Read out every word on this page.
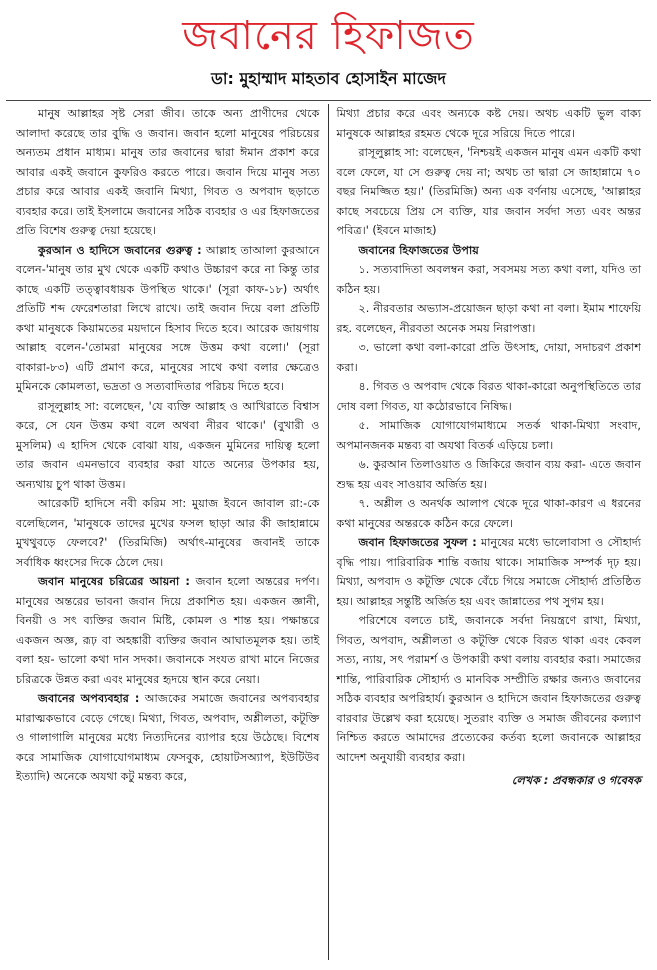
জবানের হিফাজত
ডা: মুহাম্মাদ মাহতাব হোসাইন মাজেদ

মানুষ আল্লাহর সৃষ্ট সেরা জীব। তাকে অন্য প্রাণীদের থেকে আলাদা করেছে তার বুদ্ধি ও জবান। জবান হলো মানুষের পরিচয়ের অন্যতম প্রধান মাধ্যম। মানুষ তার জবানের দ্বারা ঈমান প্রকাশ করে আবার একই জবানে কুফরিও করতে পারে। জবান দিয়ে মানুষ সত্য প্রচার করে আবার একই জবানি মিথ্যা, গিবত ও অপবাদ ছড়াতে ব্যবহার করে। তাই ইসলামে জবানের সঠিক ব্যবহার ও এর হিফাজতের প্রতি বিশেষ গুরুত্ব দেয়া হয়েছে।

কুরআন ও হাদিসে জবানের গুরুত্ব : আল্লাহ তাআলা কুরআনে বলেন-'মানুষ তার মুখ থেকে একটি কথাও উচ্চারণ করে না কিন্তু তার কাছে একটি তত্ত্বাবধায়ক উপস্থিত থাকে।' (সূরা কাফ-১৮) অর্থাৎ প্রতিটি শব্দ ফেরেশতারা লিখে রাখে। তাই জবান দিয়ে বলা প্রতিটি কথা মানুষকে কিয়ামতের ময়দানে হিসাব দিতে হবে। আরেক জায়গায় আল্লাহ বলেন-'তোমরা মানুষের সঙ্গে উত্তম কথা বলো।' (সূরা বাকারা-৮৩) এটি প্রমাণ করে, মানুষের সাথে কথা বলার ক্ষেত্রেও মুমিনকে কোমলতা, ভদ্রতা ও সত্যবাদিতার পরিচয় দিতে হবে।

রাসূলুল্লাহ সা: বলেছেন, 'যে ব্যক্তি আল্লাহ ও আখিরাতে বিশ্বাস করে, সে যেন উত্তম কথা বলে অথবা নীরব থাকে।' (বুখারী ও মুসলিম) এ হাদিস থেকে বোঝা যায়, একজন মুমিনের দায়িত্ব হলো তার জবান এমনভাবে ব্যবহার করা যাতে অন্যের উপকার হয়, অন্যথায় চুপ থাকা উত্তম।

আরেকটি হাদিসে নবী করিম সা: মুয়াজ ইবনে জাবাল রা:-কে বলেছিলেন, 'মানুষকে তাদের মুখের ফসল ছাড়া আর কী জাহান্নামে মুখথুবড়ে ফেলবে?' (তিরমিজি) অর্থাৎ-মানুষের জবানই তাকে সর্বাধিক ধ্বংসের দিকে ঠেলে দেয়।

জবান মানুষের চরিত্রের আয়না : জবান হলো অন্তরের দর্পণ। মানুষের অন্তরের ভাবনা জবান দিয়ে প্রকাশিত হয়। একজন জ্ঞানী, বিনয়ী ও সৎ ব্যক্তির জবান মিষ্টি, কোমল ও শান্ত হয়। পক্ষান্তরে একজন অজ্ঞ, রূঢ় বা অহঙ্কারী ব্যক্তির জবান আঘাতমূলক হয়। তাই বলা হয়- ভালো কথা দান সদকা। জবানকে সংযত রাখা মানে নিজের চরিত্রকে উন্নত করা এবং মানুষের হৃদয়ে স্থান করে নেয়া।

জবানের অপব্যবহার : আজকের সমাজে জবানের অপব্যবহার মারাত্মকভাবে বেড়ে গেছে। মিথ্যা, গিবত, অপবাদ, অশ্লীলতা, কটূক্তি ও গালাগালি মানুষের মধ্যে নিত্যদিনের ব্যাপার হয়ে উঠেছে। বিশেষ করে সামাজিক যোগাযোগমাধ্যম ফেসবুক, হোয়াটসঅ্যাপ, ইউটিউব ইত্যাদি) অনেকে অযথা কটু মন্তব্য করে,

মিথ্যা প্রচার করে এবং অন্যকে কষ্ট দেয়। অথচ একটি ভুল বাক্য মানুষকে আল্লাহর রহমত থেকে দূরে সরিয়ে দিতে পারে।

রাসূলুল্লাহ সা: বলেছেন, 'নিশ্চয়ই একজন মানুষ এমন একটি কথা বলে ফেলে, যা সে গুরুত্ব দেয় না; অথচ তা দ্বারা সে জাহান্নামে ৭০ বছর নিমজ্জিত হয়।' (তিরমিজি) অন্য এক বর্ণনায় এসেছে, 'আল্লাহর কাছে সবচেয়ে প্রিয় সে ব্যক্তি, যার জবান সর্বদা সত্য এবং অন্তর পবিত্র।' (ইবনে মাজাহ)

জবানের হিফাজতের উপায়

১. সত্যবাদিতা অবলম্বন করা, সবসময় সত্য কথা বলা, যদিও তা কঠিন হয়।

২. নীরবতার অভ্যাস-প্রয়োজন ছাড়া কথা না বলা। ইমাম শাফেয়ি রহ. বলেছেন, নীরবতা অনেক সময় নিরাপত্তা।

৩. ভালো কথা বলা-কারো প্রতি উৎসাহ, দোয়া, সদাচরণ প্রকাশ করা।

৪. গিবত ও অপবাদ থেকে বিরত থাকা-কারো অনুপস্থিতিতে তার দোষ বলা গিবত, যা কঠোরভাবে নিষিদ্ধ।

৫. সামাজিক যোগাযোগমাধ্যমে সতর্ক থাকা-মিথ্যা সংবাদ, অপমানজনক মন্তব্য বা অযথা বিতর্ক এড়িয়ে চলা।

৬. কুরআন তিলাওয়াত ও জিকিরে জবান ব্যয় করা- এতে জবান শুদ্ধ হয় এবং সাওয়াব অর্জিত হয়।

৭. অশ্লীল ও অনর্থক আলাপ থেকে দূরে থাকা-কারণ এ ধরনের কথা মানুষের অন্তরকে কঠিন করে ফেলে।

জবান হিফাজতের সুফল : মানুষের মধ্যে ভালোবাসা ও সৌহার্দ্য বৃদ্ধি পায়। পারিবারিক শান্তি বজায় থাকে। সামাজিক সম্পর্ক দৃঢ় হয়। মিথ্যা, অপবাদ ও কটূক্তি থেকে বেঁচে গিয়ে সমাজে সৌহার্দ্য প্রতিষ্ঠিত হয়। আল্লাহর সন্তুষ্টি অর্জিত হয় এবং জান্নাতের পথ সুগম হয়।

পরিশেষে বলতে চাই, জবানকে সর্বদা নিয়ন্ত্রণে রাখা, মিথ্যা, গিবত, অপবাদ, অশ্লীলতা ও কটূক্তি থেকে বিরত থাকা এবং কেবল সত্য, ন্যায়, সৎ পরামর্শ ও উপকারী কথা বলায় ব্যবহার করা। সমাজের শান্তি, পারিবারিক সৌহার্দ্য ও মানবিক সম্প্রীতি রক্ষার জন্যও জবানের সঠিক ব্যবহার অপরিহার্য। কুরআন ও হাদিসে জবান হিফাজতের গুরুত্ব বারবার উল্লেখ করা হয়েছে। সুতরাং ব্যক্তি ও সমাজ জীবনের কল্যাণ নিশ্চিত করতে আমাদের প্রত্যেকের কর্তব্য হলো জবানকে আল্লাহর আদেশ অনুযায়ী ব্যবহার করা।

লেখক : প্রবন্ধকার ও গবেষক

Your task →
Transcribe the full listing character for character. Pictures are excluded.

Solution for this problem →
Read out every word on this page.
জবানের হিফাজত
ডা: মুহাম্মাদ মাহতাব হোসাইন মাজেদ

মানুষ আল্লাহর সৃষ্ট সেরা জীব। তাকে অন্য প্রাণীদের থেকে আলাদা করেছে তার বুদ্ধি ও জবান। জবান হলো মানুষের পরিচয়ের অন্যতম প্রধান মাধ্যম। মানুষ তার জবানের দ্বারা ঈমান প্রকাশ করে আবার একই জবানে কুফরিও করতে পারে। জবান দিয়ে মানুষ সত্য প্রচার করে আবার একই জবানি মিথ্যা, গিবত ও অপবাদ ছড়াতে ব্যবহার করে। তাই ইসলামে জবানের সঠিক ব্যবহার ও এর হিফাজতের প্রতি বিশেষ গুরুত্ব দেয়া হয়েছে।

কুরআন ও হাদিসে জবানের গুরুত্ব : আল্লাহ তাআলা কুরআনে বলেন-'মানুষ তার মুখ থেকে একটি কথাও উচ্চারণ করে না কিন্তু তার কাছে একটি তত্ত্বাবধায়ক উপস্থিত থাকে।' (সূরা কাফ-১৮) অর্থাৎ প্রতিটি শব্দ ফেরেশতারা লিখে রাখে। তাই জবান দিয়ে বলা প্রতিটি কথা মানুষকে কিয়ামতের ময়দানে হিসাব দিতে হবে। আরেক জায়গায় আল্লাহ বলেন-'তোমরা মানুষের সঙ্গে উত্তম কথা বলো।' (সূরা বাকারা-৮৩) এটি প্রমাণ করে, মানুষের সাথে কথা বলার ক্ষেত্রেও মুমিনকে কোমলতা, ভদ্রতা ও সত্যবাদিতার পরিচয় দিতে হবে।

রাসূলুল্লাহ সা: বলেছেন, 'যে ব্যক্তি আল্লাহ ও আখিরাতে বিশ্বাস করে, সে যেন উত্তম কথা বলে অথবা নীরব থাকে।' (বুখারী ও মুসলিম) এ হাদিস থেকে বোঝা যায়, একজন মুমিনের দায়িত্ব হলো তার জবান এমনভাবে ব্যবহার করা যাতে অন্যের উপকার হয়, অন্যথায় চুপ থাকা উত্তম।

আরেকটি হাদিসে নবী করিম সা: মুয়াজ ইবনে জাবাল রা:-কে বলেছিলেন, 'মানুষকে তাদের মুখের ফসল ছাড়া আর কী জাহান্নামে মুখথুবড়ে ফেলবে?' (তিরমিজি) অর্থাৎ-মানুষের জবানই তাকে সর্বাধিক ধ্বংসের দিকে ঠেলে দেয়।

জবান মানুষের চরিত্রের আয়না : জবান হলো অন্তরের দর্পণ। মানুষের অন্তরের ভাবনা জবান দিয়ে প্রকাশিত হয়। একজন জ্ঞানী, বিনয়ী ও সৎ ব্যক্তির জবান মিষ্টি, কোমল ও শান্ত হয়। পক্ষান্তরে একজন অজ্ঞ, রূঢ় বা অহঙ্কারী ব্যক্তির জবান আঘাতমূলক হয়। তাই বলা হয়- ভালো কথা দান সদকা। জবানকে সংযত রাখা মানে নিজের চরিত্রকে উন্নত করা এবং মানুষের হৃদয়ে স্থান করে নেয়া।

জবানের অপব্যবহার : আজকের সমাজে জবানের অপব্যবহার মারাত্মকভাবে বেড়ে গেছে। মিথ্যা, গিবত, অপবাদ, অশ্লীলতা, কটূক্তি ও গালাগালি মানুষের মধ্যে নিত্যদিনের ব্যাপার হয়ে উঠেছে। বিশেষ করে সামাজিক যোগাযোগমাধ্যম ফেসবুক, হোয়াটসঅ্যাপ, ইউটিউব ইত্যাদি) অনেকে অযথা কটু মন্তব্য করে,

মিথ্যা প্রচার করে এবং অন্যকে কষ্ট দেয়। অথচ একটি ভুল বাক্য মানুষকে আল্লাহর রহমত থেকে দূরে সরিয়ে দিতে পারে।

রাসূলুল্লাহ সা: বলেছেন, 'নিশ্চয়ই একজন মানুষ এমন একটি কথা বলে ফেলে, যা সে গুরুত্ব দেয় না; অথচ তা দ্বারা সে জাহান্নামে ৭০ বছর নিমজ্জিত হয়।' (তিরমিজি) অন্য এক বর্ণনায় এসেছে, 'আল্লাহর কাছে সবচেয়ে প্রিয় সে ব্যক্তি, যার জবান সর্বদা সত্য এবং অন্তর পবিত্র।' (ইবনে মাজাহ)

জবানের হিফাজতের উপায়

১. সত্যবাদিতা অবলম্বন করা, সবসময় সত্য কথা বলা, যদিও তা কঠিন হয়।

২. নীরবতার অভ্যাস-প্রয়োজন ছাড়া কথা না বলা। ইমাম শাফেয়ি রহ. বলেছেন, নীরবতা অনেক সময় নিরাপত্তা।

৩. ভালো কথা বলা-কারো প্রতি উৎসাহ, দোয়া, সদাচরণ প্রকাশ করা।

৪. গিবত ও অপবাদ থেকে বিরত থাকা-কারো অনুপস্থিতিতে তার দোষ বলা গিবত, যা কঠোরভাবে নিষিদ্ধ।

৫. সামাজিক যোগাযোগমাধ্যমে সতর্ক থাকা-মিথ্যা সংবাদ, অপমানজনক মন্তব্য বা অযথা বিতর্ক এড়িয়ে চলা।

৬. কুরআন তিলাওয়াত ও জিকিরে জবান ব্যয় করা- এতে জবান শুদ্ধ হয় এবং সাওয়াব অর্জিত হয়।

৭. অশ্লীল ও অনর্থক আলাপ থেকে দূরে থাকা-কারণ এ ধরনের কথা মানুষের অন্তরকে কঠিন করে ফেলে।

জবান হিফাজতের সুফল : মানুষের মধ্যে ভালোবাসা ও সৌহার্দ্য বৃদ্ধি পায়। পারিবারিক শান্তি বজায় থাকে। সামাজিক সম্পর্ক দৃঢ় হয়। মিথ্যা, অপবাদ ও কটূক্তি থেকে বেঁচে গিয়ে সমাজে সৌহার্দ্য প্রতিষ্ঠিত হয়। আল্লাহর সন্তুষ্টি অর্জিত হয় এবং জান্নাতের পথ সুগম হয়।

পরিশেষে বলতে চাই, জবানকে সর্বদা নিয়ন্ত্রণে রাখা, মিথ্যা, গিবত, অপবাদ, অশ্লীলতা ও কটূক্তি থেকে বিরত থাকা এবং কেবল সত্য, ন্যায়, সৎ পরামর্শ ও উপকারী কথা বলায় ব্যবহার করা। সমাজের শান্তি, পারিবারিক সৌহার্দ্য ও মানবিক সম্প্রীতি রক্ষার জন্যও জবানের সঠিক ব্যবহার অপরিহার্য। কুরআন ও হাদিসে জবান হিফাজতের গুরুত্ব বারবার উল্লেখ করা হয়েছে। সুতরাং ব্যক্তি ও সমাজ জীবনের কল্যাণ নিশ্চিত করতে আমাদের প্রত্যেকের কর্তব্য হলো জবানকে আল্লাহর আদেশ অনুযায়ী ব্যবহার করা।

লেখক : প্রবন্ধকার ও গবেষক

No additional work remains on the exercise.